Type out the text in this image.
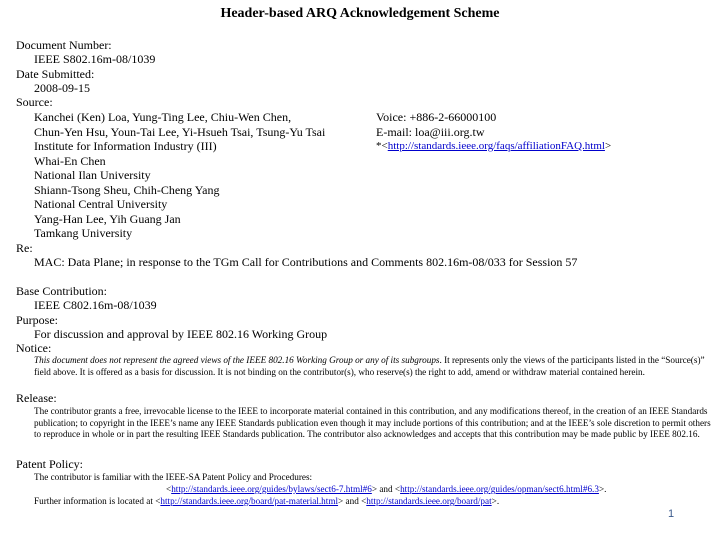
Header-based ARQ Acknowledgement Scheme
Document Number:
IEEE S802.16m-08/1039
Date Submitted:
2008-09-15
Source:
Kanchei (Ken) Loa, Yung-Ting Lee, Chiu-Wen Chen,
Chun-Yen Hsu, Youn-Tai Lee, Yi-Hsueh Tsai, Tsung-Yu Tsai
Institute for Information Industry (III)
Whai-En Chen
National Ilan University
Shiann-Tsong Sheu, Chih-Cheng Yang
National Central University
Yang-Han Lee, Yih Guang Jan
Tamkang University
Voice: +886-2-66000100
E-mail: loa@iii.org.tw
*<http://standards.ieee.org/faqs/affiliationFAQ.html>
Re:
MAC: Data Plane; in response to the TGm Call for Contributions and Comments 802.16m-08/033 for Session 57
Base Contribution:
IEEE C802.16m-08/1039
Purpose:
For discussion and approval by IEEE 802.16 Working Group
Notice:
This document does not represent the agreed views of the IEEE 802.16 Working Group or any of its subgroups. It represents only the views of the participants listed in the “Source(s)” field above. It is offered as a basis for discussion. It is not binding on the contributor(s), who reserve(s) the right to add, amend or withdraw material contained herein.
Release:
The contributor grants a free, irrevocable license to the IEEE to incorporate material contained in this contribution, and any modifications thereof, in the creation of an IEEE Standards publication; to copyright in the IEEE’s name any IEEE Standards publication even though it may include portions of this contribution; and at the IEEE’s sole discretion to permit others to reproduce in whole or in part the resulting IEEE Standards publication. The contributor also acknowledges and accepts that this contribution may be made public by IEEE 802.16.
Patent Policy:
The contributor is familiar with the IEEE-SA Patent Policy and Procedures:
<http://standards.ieee.org/guides/bylaws/sect6-7.html#6> and <http://standards.ieee.org/guides/opman/sect6.html#6.3>.
Further information is located at <http://standards.ieee.org/board/pat-material.html> and <http://standards.ieee.org/board/pat>.
1
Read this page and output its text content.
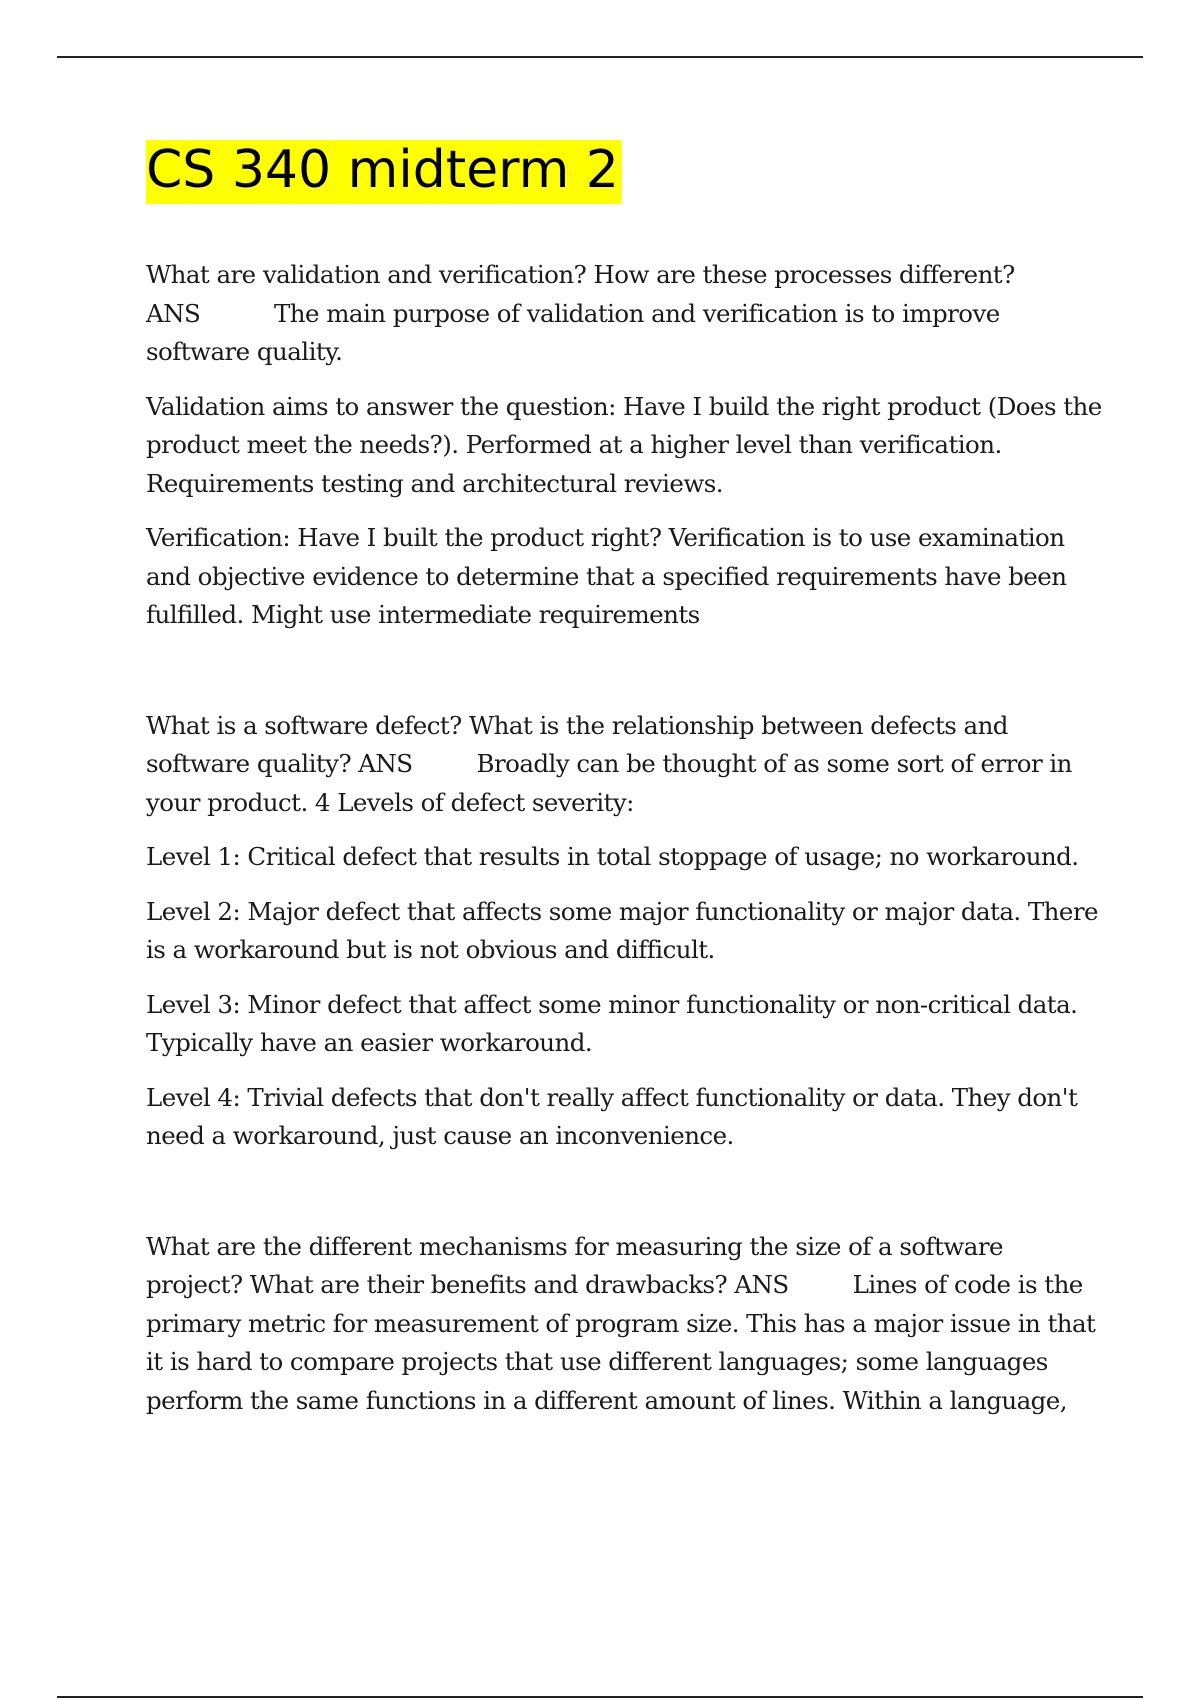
CS 340 midterm 2

What are validation and verification? How are these processes different?
ANS	The main purpose of validation and verification is to improve software quality.

Validation aims to answer the question: Have I build the right product (Does the product meet the needs?). Performed at a higher level than verification. Requirements testing and architectural reviews.

Verification: Have I built the product right? Verification is to use examination and objective evidence to determine that a specified requirements have been fulfilled. Might use intermediate requirements

What is a software defect? What is the relationship between defects and software quality? ANS	Broadly can be thought of as some sort of error in your product. 4 Levels of defect severity:

Level 1: Critical defect that results in total stoppage of usage; no workaround.

Level 2: Major defect that affects some major functionality or major data. There is a workaround but is not obvious and difficult.

Level 3: Minor defect that affect some minor functionality or non-critical data. Typically have an easier workaround.

Level 4: Trivial defects that don't really affect functionality or data. They don't need a workaround, just cause an inconvenience.

What are the different mechanisms for measuring the size of a software project? What are their benefits and drawbacks? ANS	Lines of code is the primary metric for measurement of program size. This has a major issue in that it is hard to compare projects that use different languages; some languages perform the same functions in a different amount of lines. Within a language,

The exercise: In the copy, leave out all pictures, and retype exactly each line from the one with "Read this page and output its text content." through the last line of the entries.

Finished exercise:
Read this page and output its text content.
CS 340 midterm 2

What are validation and verification? How are these processes different?
ANS	The main purpose of validation and verification is to improve software quality.

Validation aims to answer the question: Have I build the right product (Does the product meet the needs?). Performed at a higher level than verification. Requirements testing and architectural reviews.

Verification: Have I built the product right? Verification is to use examination and objective evidence to determine that a specified requirements have been fulfilled. Might use intermediate requirements

What is a software defect? What is the relationship between defects and software quality? ANS	Broadly can be thought of as some sort of error in your product. 4 Levels of defect severity:

Level 1: Critical defect that results in total stoppage of usage; no workaround.

Level 2: Major defect that affects some major functionality or major data. There is a workaround but is not obvious and difficult.

Level 3: Minor defect that affect some minor functionality or non-critical data. Typically have an easier workaround.

Level 4: Trivial defects that don't really affect functionality or data. They don't need a workaround, just cause an inconvenience.

What are the different mechanisms for measuring the size of a software project? What are their benefits and drawbacks? ANS	Lines of code is the primary metric for measurement of program size. This has a major issue in that it is hard to compare projects that use different languages; some languages perform the same functions in a different amount of lines. Within a language,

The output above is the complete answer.